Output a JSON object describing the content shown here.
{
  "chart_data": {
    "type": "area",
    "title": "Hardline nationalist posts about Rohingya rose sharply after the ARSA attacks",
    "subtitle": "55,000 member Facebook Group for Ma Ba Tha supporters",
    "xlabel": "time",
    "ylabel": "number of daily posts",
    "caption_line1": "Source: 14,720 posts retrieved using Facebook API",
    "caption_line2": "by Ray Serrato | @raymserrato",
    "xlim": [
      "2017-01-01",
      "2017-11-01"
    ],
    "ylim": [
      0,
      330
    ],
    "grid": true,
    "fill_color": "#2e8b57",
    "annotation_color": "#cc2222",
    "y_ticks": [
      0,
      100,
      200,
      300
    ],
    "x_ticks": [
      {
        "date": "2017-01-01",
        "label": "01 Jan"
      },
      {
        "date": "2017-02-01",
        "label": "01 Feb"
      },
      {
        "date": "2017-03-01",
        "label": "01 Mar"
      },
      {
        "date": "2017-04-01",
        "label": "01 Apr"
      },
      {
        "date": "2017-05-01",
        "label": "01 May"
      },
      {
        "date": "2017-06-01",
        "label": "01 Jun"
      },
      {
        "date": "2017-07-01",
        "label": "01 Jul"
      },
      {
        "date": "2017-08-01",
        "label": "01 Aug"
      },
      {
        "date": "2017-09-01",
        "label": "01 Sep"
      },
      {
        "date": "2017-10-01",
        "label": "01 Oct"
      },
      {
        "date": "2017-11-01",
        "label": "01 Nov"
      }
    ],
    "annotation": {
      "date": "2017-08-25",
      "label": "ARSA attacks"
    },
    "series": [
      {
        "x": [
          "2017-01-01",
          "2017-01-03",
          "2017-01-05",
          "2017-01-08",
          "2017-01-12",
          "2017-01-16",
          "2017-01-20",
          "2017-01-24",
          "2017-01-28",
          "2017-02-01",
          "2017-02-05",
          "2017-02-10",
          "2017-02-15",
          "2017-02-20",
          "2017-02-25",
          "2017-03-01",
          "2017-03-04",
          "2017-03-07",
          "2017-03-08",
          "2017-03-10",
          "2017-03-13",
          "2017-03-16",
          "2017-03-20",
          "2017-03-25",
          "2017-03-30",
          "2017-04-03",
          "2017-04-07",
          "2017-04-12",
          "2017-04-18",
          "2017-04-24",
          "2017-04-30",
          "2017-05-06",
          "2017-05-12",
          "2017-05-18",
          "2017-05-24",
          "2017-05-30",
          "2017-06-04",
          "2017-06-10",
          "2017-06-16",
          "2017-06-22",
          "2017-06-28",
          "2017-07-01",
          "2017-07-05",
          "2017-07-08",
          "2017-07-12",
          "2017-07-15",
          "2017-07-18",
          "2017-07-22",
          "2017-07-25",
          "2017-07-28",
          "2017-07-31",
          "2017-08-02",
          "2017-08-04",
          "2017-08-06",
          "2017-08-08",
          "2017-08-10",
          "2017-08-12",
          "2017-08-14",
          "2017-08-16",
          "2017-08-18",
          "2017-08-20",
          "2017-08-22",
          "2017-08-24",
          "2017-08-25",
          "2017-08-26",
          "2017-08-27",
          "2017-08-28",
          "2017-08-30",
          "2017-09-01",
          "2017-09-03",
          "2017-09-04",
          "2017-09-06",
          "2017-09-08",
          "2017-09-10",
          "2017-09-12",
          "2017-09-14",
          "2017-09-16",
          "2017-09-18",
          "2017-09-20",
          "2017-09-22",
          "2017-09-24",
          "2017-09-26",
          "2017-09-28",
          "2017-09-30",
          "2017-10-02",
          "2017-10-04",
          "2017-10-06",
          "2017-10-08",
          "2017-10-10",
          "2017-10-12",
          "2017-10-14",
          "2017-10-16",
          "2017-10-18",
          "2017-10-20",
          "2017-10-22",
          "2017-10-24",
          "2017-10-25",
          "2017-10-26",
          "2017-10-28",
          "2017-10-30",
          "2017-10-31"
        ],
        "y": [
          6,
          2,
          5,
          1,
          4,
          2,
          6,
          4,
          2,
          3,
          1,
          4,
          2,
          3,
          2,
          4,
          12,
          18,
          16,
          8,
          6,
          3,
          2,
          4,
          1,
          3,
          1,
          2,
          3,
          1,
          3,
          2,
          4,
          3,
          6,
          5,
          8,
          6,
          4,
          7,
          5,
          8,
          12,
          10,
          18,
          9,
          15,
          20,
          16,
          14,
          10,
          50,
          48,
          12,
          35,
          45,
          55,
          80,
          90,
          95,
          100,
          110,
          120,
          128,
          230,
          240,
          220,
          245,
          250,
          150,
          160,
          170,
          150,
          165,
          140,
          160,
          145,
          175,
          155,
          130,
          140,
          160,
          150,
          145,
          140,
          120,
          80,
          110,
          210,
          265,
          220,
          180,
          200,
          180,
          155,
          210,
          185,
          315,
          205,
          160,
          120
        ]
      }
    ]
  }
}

:: EXERCISE ::
Identify every line holding the word "attacks" and copy it out.

:: PROBLEM SOLUTION ::
    "title": "Hardline nationalist posts about Rohingya rose sharply after the ARSA attacks",
      "label": "ARSA attacks"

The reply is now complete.